» **TASK TO COMPLETE**: Pick out the lines below that contain the string "range" and copy them all.

» **DATA SHOWN**:
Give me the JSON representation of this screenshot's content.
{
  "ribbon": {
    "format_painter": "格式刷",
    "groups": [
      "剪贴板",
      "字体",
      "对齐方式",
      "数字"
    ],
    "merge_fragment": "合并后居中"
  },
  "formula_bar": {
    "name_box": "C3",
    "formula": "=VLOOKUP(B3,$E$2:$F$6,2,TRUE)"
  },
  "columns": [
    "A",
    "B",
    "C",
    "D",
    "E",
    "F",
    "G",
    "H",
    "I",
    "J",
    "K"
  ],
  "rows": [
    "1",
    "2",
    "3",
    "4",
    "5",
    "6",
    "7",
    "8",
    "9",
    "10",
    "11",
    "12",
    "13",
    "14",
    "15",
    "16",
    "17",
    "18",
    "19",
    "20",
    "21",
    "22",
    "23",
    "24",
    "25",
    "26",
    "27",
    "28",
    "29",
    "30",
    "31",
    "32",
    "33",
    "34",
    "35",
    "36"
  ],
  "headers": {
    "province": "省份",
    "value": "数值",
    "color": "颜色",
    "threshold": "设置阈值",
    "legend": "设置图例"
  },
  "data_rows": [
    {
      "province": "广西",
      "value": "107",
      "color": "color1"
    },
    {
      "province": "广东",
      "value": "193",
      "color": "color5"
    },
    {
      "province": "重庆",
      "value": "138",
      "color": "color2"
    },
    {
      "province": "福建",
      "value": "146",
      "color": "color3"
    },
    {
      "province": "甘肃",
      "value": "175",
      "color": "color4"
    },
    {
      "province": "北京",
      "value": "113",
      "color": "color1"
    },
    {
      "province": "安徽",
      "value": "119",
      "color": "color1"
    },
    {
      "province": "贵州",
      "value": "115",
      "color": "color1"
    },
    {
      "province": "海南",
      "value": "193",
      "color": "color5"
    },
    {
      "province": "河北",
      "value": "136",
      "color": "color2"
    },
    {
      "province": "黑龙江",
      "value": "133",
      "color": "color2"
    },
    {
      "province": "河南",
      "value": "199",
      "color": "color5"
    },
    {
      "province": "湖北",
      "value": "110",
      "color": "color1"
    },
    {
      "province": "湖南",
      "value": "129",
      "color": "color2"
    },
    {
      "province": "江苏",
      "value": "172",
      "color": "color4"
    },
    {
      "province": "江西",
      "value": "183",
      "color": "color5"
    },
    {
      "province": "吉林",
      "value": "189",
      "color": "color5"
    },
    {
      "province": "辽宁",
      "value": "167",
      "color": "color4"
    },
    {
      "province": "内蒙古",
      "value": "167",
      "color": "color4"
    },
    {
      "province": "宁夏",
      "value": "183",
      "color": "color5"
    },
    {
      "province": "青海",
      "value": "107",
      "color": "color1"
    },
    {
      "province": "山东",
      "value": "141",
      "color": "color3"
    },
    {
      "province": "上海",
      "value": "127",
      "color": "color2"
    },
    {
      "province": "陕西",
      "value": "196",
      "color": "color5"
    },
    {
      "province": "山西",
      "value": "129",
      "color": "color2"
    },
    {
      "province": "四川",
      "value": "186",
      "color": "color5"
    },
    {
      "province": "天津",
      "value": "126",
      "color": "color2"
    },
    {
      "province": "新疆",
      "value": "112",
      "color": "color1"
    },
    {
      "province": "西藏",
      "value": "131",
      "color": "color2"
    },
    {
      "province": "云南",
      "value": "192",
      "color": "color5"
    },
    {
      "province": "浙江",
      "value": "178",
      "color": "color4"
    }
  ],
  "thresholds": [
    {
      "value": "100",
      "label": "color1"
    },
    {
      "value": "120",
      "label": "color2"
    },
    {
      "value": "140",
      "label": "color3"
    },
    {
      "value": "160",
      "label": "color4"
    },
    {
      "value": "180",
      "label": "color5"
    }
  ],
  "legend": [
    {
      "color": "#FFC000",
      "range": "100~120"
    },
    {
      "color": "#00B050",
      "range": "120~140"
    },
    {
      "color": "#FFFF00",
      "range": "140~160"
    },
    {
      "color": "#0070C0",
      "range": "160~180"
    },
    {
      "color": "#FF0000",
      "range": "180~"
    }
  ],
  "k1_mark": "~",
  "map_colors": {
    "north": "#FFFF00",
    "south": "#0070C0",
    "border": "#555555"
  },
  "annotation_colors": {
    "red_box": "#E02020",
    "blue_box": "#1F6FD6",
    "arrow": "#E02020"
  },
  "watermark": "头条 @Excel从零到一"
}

» **RESULT OF THE TASK**:
      "range": "100~120"
      "range": "120~140"
      "range": "140~160"
      "range": "160~180"
      "range": "180~"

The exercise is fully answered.